- [The task]
Pull every line containing the word "title" from the records.

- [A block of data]
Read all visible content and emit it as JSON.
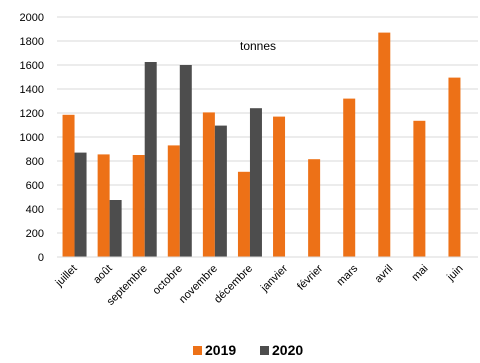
{
  "chart_data": {
    "type": "bar",
    "title": "",
    "unit_label": "tonnes",
    "xlabel": "",
    "ylabel": "",
    "ylim": [
      0,
      2000
    ],
    "yticks": [
      0,
      200,
      400,
      600,
      800,
      1000,
      1200,
      1400,
      1600,
      1800,
      2000
    ],
    "grid": true,
    "legend_position": "bottom",
    "categories": [
      "juillet",
      "août",
      "septembre",
      "octobre",
      "novembre",
      "décembre",
      "janvier",
      "février",
      "mars",
      "avril",
      "mai",
      "juin"
    ],
    "series": [
      {
        "name": "2019",
        "color": "#ED7117",
        "values": [
          1185,
          855,
          850,
          930,
          1205,
          710,
          1170,
          815,
          1320,
          1870,
          1135,
          1495
        ]
      },
      {
        "name": "2020",
        "color": "#4D4D4D",
        "values": [
          870,
          475,
          1625,
          1600,
          1095,
          1240,
          null,
          null,
          null,
          null,
          null,
          null
        ]
      }
    ]
  }
}
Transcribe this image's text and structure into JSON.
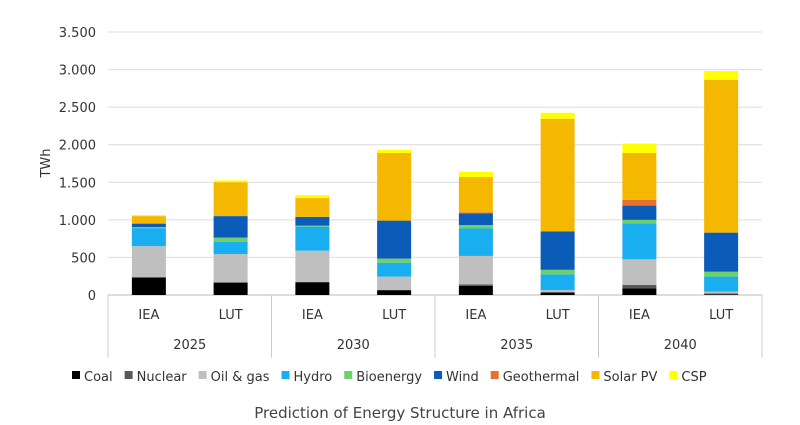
{
  "chart_data": {
    "type": "bar",
    "stacked": true,
    "title": "Prediction of Energy Structure in Africa",
    "ylabel": "TWh",
    "xlabel": "",
    "ylim": [
      0,
      3500
    ],
    "yticks": [
      0,
      500,
      1000,
      1500,
      2000,
      2500,
      3000,
      3500
    ],
    "ytick_labels": [
      "0",
      "500",
      "1.000",
      "1.500",
      "2.000",
      "2.500",
      "3.000",
      "3.500"
    ],
    "grid": true,
    "legend_position": "bottom",
    "groups": [
      "2025",
      "2030",
      "2035",
      "2040"
    ],
    "subcategories": [
      "IEA",
      "LUT"
    ],
    "categories": [
      "2025 IEA",
      "2025 LUT",
      "2030 IEA",
      "2030 LUT",
      "2035 IEA",
      "2035 LUT",
      "2040 IEA",
      "2040 LUT"
    ],
    "series": [
      {
        "name": "Coal",
        "color": "#000000",
        "values": [
          230,
          165,
          170,
          65,
          120,
          30,
          90,
          10
        ]
      },
      {
        "name": "Nuclear",
        "color": "#595959",
        "values": [
          10,
          5,
          5,
          0,
          20,
          10,
          45,
          10
        ]
      },
      {
        "name": "Oil & gas",
        "color": "#bfbfbf",
        "values": [
          410,
          375,
          415,
          180,
          380,
          25,
          340,
          25
        ]
      },
      {
        "name": "Hydro",
        "color": "#18aef0",
        "values": [
          240,
          160,
          320,
          185,
          365,
          210,
          480,
          200
        ]
      },
      {
        "name": "Bioenergy",
        "color": "#6fd06a",
        "values": [
          15,
          60,
          15,
          55,
          45,
          60,
          45,
          65
        ]
      },
      {
        "name": "Wind",
        "color": "#0b5bb8",
        "values": [
          45,
          285,
          115,
          505,
          155,
          510,
          190,
          520
        ]
      },
      {
        "name": "Geothermal",
        "color": "#e8702a",
        "values": [
          0,
          0,
          0,
          0,
          15,
          0,
          75,
          0
        ]
      },
      {
        "name": "Solar PV",
        "color": "#f5b800",
        "values": [
          100,
          450,
          250,
          900,
          470,
          1500,
          625,
          2035
        ]
      },
      {
        "name": "CSP",
        "color": "#ffff00",
        "values": [
          15,
          25,
          40,
          40,
          70,
          80,
          125,
          115
        ]
      }
    ]
  }
}
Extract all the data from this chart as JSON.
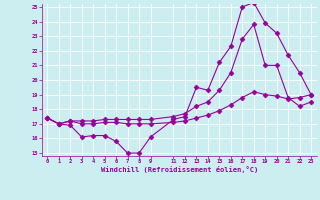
{
  "bg_color": "#cceef0",
  "grid_color": "#b0dde0",
  "line_color": "#990099",
  "xlabel": "Windchill (Refroidissement éolien,°C)",
  "ylim": [
    15,
    25
  ],
  "xlim": [
    -0.5,
    23.5
  ],
  "yticks": [
    15,
    16,
    17,
    18,
    19,
    20,
    21,
    22,
    23,
    24,
    25
  ],
  "xticks": [
    0,
    1,
    2,
    3,
    4,
    5,
    6,
    7,
    8,
    9,
    11,
    12,
    13,
    14,
    15,
    16,
    17,
    18,
    19,
    20,
    21,
    22,
    23
  ],
  "line1_x": [
    0,
    1,
    2,
    3,
    4,
    5,
    6,
    7,
    8,
    9,
    11,
    12,
    13,
    14,
    15,
    16,
    17,
    18,
    19,
    20,
    21,
    22,
    23
  ],
  "line1_y": [
    17.4,
    17.0,
    16.9,
    16.1,
    16.2,
    16.2,
    15.8,
    15.0,
    15.0,
    16.1,
    17.3,
    17.5,
    19.5,
    19.3,
    21.2,
    22.3,
    25.0,
    25.3,
    23.9,
    23.2,
    21.7,
    20.5,
    19.0
  ],
  "line2_x": [
    0,
    1,
    2,
    3,
    4,
    5,
    6,
    7,
    8,
    9,
    11,
    12,
    13,
    14,
    15,
    16,
    17,
    18,
    19,
    20,
    21,
    22,
    23
  ],
  "line2_y": [
    17.4,
    17.0,
    17.2,
    17.2,
    17.2,
    17.3,
    17.3,
    17.3,
    17.3,
    17.3,
    17.5,
    17.7,
    18.2,
    18.5,
    19.3,
    20.5,
    22.8,
    23.8,
    21.0,
    21.0,
    18.8,
    18.2,
    18.5
  ],
  "line3_x": [
    0,
    1,
    2,
    3,
    4,
    5,
    6,
    7,
    8,
    9,
    11,
    12,
    13,
    14,
    15,
    16,
    17,
    18,
    19,
    20,
    21,
    22,
    23
  ],
  "line3_y": [
    17.4,
    17.0,
    17.2,
    17.0,
    17.0,
    17.1,
    17.1,
    17.0,
    17.0,
    17.0,
    17.1,
    17.2,
    17.4,
    17.6,
    17.9,
    18.3,
    18.8,
    19.2,
    19.0,
    18.9,
    18.7,
    18.8,
    19.0
  ]
}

- [Response]
    "title": "",
    "title": "Prediction of Energy Structure in Africa",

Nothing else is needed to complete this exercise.